Begin

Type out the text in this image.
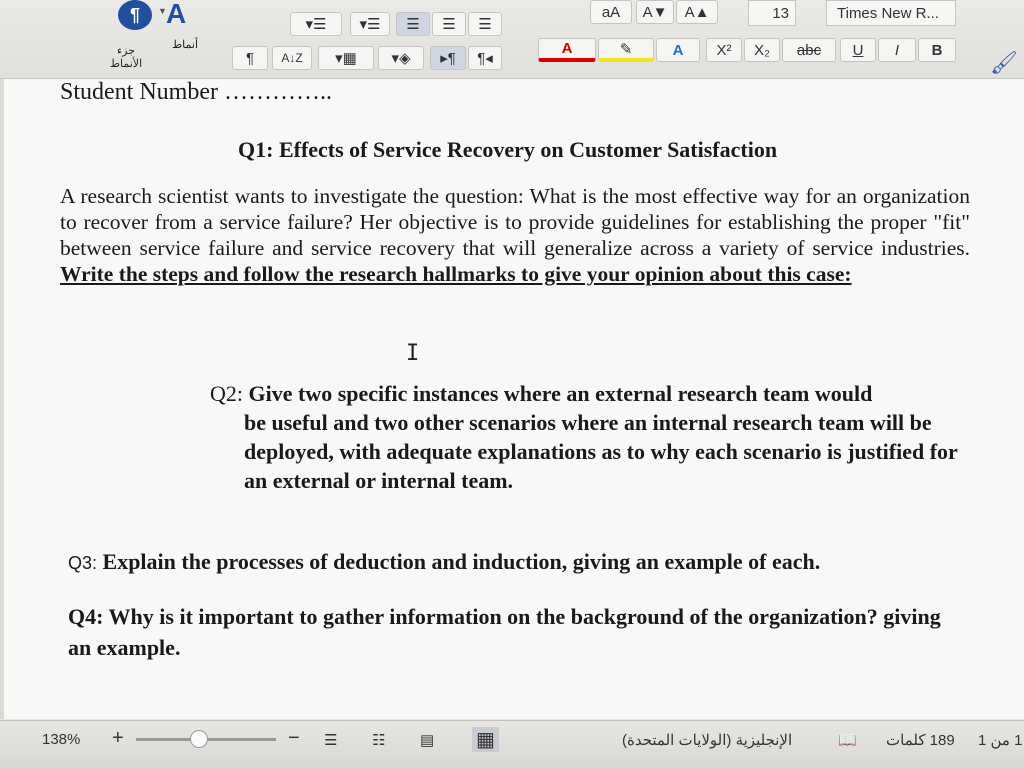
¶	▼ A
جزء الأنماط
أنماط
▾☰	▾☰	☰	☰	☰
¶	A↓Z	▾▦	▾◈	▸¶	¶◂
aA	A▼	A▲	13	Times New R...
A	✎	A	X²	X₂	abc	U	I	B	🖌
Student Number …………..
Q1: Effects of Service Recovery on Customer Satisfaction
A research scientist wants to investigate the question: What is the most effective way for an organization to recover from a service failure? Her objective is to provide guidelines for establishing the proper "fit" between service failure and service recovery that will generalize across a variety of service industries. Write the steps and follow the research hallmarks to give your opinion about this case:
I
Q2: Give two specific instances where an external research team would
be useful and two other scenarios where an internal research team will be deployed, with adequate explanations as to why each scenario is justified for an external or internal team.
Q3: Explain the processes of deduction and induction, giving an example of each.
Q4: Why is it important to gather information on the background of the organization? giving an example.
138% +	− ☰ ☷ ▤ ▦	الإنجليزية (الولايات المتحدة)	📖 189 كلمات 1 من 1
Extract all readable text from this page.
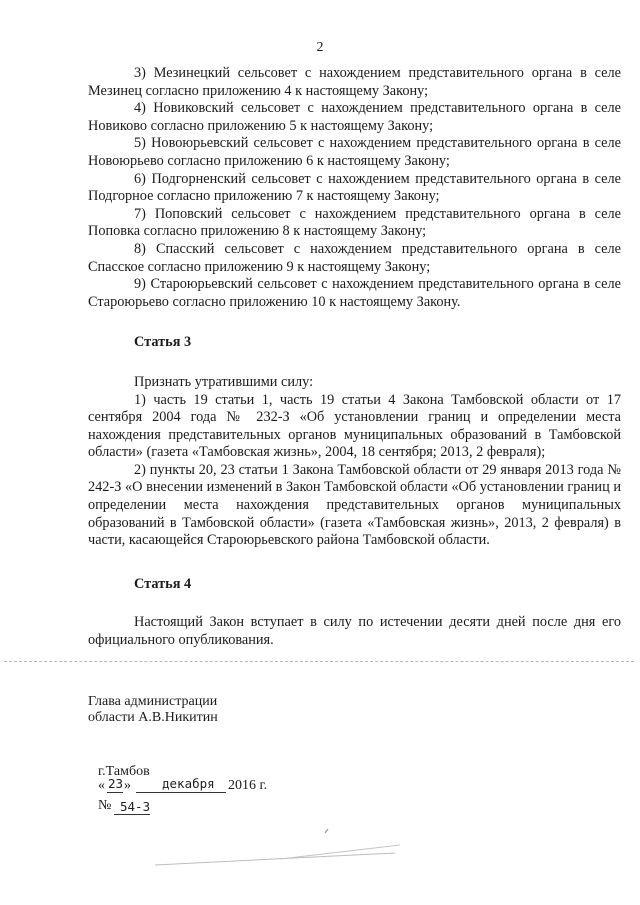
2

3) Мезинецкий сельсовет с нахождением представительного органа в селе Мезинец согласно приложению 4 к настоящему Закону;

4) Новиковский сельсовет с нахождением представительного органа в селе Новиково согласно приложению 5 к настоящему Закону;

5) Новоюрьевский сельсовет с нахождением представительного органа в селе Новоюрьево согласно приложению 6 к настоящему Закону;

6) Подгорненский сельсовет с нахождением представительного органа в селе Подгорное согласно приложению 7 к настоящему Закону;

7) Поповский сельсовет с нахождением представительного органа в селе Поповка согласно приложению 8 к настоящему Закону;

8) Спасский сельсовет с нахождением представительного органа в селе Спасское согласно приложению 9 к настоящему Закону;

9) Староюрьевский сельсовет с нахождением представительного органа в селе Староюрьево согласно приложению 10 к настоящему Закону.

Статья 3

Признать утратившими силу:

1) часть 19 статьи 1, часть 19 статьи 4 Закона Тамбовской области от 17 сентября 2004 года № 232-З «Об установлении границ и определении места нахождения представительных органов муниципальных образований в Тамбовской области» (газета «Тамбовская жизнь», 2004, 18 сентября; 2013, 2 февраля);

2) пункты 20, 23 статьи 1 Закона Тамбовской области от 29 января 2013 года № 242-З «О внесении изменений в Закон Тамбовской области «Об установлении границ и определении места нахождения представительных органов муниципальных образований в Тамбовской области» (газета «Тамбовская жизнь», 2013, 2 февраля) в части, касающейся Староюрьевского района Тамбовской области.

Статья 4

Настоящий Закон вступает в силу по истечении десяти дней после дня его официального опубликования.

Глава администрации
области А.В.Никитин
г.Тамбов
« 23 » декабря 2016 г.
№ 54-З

End

> _Task brief_: Find every line in the records that contains the word "team"; copy those lines.

> _Expected output_:
Q2: Give two specific instances where an external research team would
be useful and two other scenarios where an internal research team will be deployed, with adequate explanations as to why each scenario is justified for an external or internal team.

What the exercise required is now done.